**To be done:**
Pick out the lines containing "TEUR".

'''

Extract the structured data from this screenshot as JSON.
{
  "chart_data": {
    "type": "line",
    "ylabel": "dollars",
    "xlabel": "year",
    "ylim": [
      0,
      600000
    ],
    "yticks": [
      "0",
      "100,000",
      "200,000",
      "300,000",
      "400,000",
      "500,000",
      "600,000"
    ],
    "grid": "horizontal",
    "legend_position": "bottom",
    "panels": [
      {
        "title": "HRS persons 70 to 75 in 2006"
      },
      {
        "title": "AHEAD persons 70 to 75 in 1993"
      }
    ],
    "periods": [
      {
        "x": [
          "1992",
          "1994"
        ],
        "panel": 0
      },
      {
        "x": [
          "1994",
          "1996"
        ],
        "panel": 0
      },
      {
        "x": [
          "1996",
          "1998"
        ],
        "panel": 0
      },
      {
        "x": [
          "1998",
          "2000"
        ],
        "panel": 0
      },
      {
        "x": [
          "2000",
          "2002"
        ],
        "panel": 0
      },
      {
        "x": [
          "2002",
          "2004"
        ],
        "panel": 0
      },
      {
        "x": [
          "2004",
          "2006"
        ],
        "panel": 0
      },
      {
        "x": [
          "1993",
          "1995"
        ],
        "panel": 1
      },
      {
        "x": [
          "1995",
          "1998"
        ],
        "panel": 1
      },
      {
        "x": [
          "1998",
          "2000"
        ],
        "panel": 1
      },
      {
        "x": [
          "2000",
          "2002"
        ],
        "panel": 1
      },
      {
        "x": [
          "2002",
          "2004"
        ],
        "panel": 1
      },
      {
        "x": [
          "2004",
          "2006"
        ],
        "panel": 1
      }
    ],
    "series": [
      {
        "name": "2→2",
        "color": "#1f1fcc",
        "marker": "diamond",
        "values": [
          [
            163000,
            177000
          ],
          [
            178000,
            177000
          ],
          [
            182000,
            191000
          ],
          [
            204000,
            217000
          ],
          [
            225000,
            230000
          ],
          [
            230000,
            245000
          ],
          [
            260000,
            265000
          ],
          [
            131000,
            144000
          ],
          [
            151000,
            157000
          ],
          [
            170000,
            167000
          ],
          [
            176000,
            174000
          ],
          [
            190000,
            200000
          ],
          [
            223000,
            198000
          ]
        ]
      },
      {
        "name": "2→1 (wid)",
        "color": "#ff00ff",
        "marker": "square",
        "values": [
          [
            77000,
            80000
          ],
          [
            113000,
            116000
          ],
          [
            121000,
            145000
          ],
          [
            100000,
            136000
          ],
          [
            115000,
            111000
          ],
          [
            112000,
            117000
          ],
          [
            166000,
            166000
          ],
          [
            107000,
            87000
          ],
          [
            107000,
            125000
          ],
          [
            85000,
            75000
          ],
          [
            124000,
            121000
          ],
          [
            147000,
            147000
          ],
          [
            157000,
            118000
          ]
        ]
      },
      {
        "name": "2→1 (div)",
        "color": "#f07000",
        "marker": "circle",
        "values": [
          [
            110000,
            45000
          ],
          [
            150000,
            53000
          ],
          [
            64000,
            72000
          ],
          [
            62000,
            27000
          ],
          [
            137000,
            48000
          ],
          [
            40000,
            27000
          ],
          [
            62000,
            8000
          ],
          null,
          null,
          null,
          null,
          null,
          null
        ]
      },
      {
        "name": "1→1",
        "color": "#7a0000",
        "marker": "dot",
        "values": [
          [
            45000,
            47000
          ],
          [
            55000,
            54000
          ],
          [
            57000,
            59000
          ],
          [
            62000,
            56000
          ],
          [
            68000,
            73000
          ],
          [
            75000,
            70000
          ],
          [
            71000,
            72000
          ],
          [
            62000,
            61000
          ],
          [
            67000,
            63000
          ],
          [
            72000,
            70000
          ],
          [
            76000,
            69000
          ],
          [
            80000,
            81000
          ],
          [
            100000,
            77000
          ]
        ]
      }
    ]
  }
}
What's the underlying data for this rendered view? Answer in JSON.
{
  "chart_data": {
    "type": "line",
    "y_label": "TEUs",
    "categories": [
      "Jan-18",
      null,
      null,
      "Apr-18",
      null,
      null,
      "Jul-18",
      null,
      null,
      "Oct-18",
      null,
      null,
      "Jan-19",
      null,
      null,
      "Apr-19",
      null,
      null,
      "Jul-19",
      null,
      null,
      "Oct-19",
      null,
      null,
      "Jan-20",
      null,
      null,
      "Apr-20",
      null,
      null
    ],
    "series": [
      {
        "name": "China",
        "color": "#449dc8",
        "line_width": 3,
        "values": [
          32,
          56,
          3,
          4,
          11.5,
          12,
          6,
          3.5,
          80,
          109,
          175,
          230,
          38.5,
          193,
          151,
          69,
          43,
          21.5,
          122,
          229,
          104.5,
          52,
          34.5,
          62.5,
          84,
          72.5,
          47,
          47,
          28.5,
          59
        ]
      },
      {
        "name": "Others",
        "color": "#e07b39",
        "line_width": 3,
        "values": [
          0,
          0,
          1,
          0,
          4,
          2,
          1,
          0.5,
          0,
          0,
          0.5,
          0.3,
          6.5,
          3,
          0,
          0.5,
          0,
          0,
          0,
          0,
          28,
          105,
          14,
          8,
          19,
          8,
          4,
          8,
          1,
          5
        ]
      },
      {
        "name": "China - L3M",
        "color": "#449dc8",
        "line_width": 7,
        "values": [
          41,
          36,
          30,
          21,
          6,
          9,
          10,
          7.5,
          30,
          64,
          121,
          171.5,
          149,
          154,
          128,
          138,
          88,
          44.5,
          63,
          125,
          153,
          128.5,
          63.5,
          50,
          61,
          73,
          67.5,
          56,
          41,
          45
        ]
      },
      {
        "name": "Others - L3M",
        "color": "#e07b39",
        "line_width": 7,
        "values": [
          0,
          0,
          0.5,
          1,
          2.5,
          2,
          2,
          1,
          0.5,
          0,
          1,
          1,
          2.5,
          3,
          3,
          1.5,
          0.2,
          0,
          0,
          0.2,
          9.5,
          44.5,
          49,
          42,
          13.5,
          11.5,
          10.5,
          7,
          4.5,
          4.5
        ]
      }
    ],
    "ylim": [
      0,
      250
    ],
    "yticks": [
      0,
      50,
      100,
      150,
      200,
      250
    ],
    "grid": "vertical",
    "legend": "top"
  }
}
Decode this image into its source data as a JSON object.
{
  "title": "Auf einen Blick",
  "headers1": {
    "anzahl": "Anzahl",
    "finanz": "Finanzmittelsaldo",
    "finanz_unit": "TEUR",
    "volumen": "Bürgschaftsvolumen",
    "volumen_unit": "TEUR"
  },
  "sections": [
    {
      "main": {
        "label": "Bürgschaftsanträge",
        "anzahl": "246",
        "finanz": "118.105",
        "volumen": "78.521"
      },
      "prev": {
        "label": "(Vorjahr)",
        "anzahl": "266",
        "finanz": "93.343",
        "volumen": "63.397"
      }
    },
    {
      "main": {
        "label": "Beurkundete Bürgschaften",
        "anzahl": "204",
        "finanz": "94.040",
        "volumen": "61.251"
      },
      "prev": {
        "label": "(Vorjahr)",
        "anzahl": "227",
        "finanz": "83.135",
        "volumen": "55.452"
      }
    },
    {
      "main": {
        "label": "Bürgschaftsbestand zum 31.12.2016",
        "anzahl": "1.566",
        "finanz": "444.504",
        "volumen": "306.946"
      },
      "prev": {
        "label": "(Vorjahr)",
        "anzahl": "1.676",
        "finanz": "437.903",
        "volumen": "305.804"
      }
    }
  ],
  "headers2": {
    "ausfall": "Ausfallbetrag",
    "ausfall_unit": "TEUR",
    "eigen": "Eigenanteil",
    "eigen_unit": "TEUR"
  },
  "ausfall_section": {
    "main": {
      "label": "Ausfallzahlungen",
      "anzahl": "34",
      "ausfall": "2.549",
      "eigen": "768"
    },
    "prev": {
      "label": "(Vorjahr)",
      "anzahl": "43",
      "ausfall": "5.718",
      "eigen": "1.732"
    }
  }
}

'''

**Final answer:**
    "finanz_unit": "TEUR",
    "volumen_unit": "TEUR"
    "ausfall_unit": "TEUR",
    "eigen_unit": "TEUR"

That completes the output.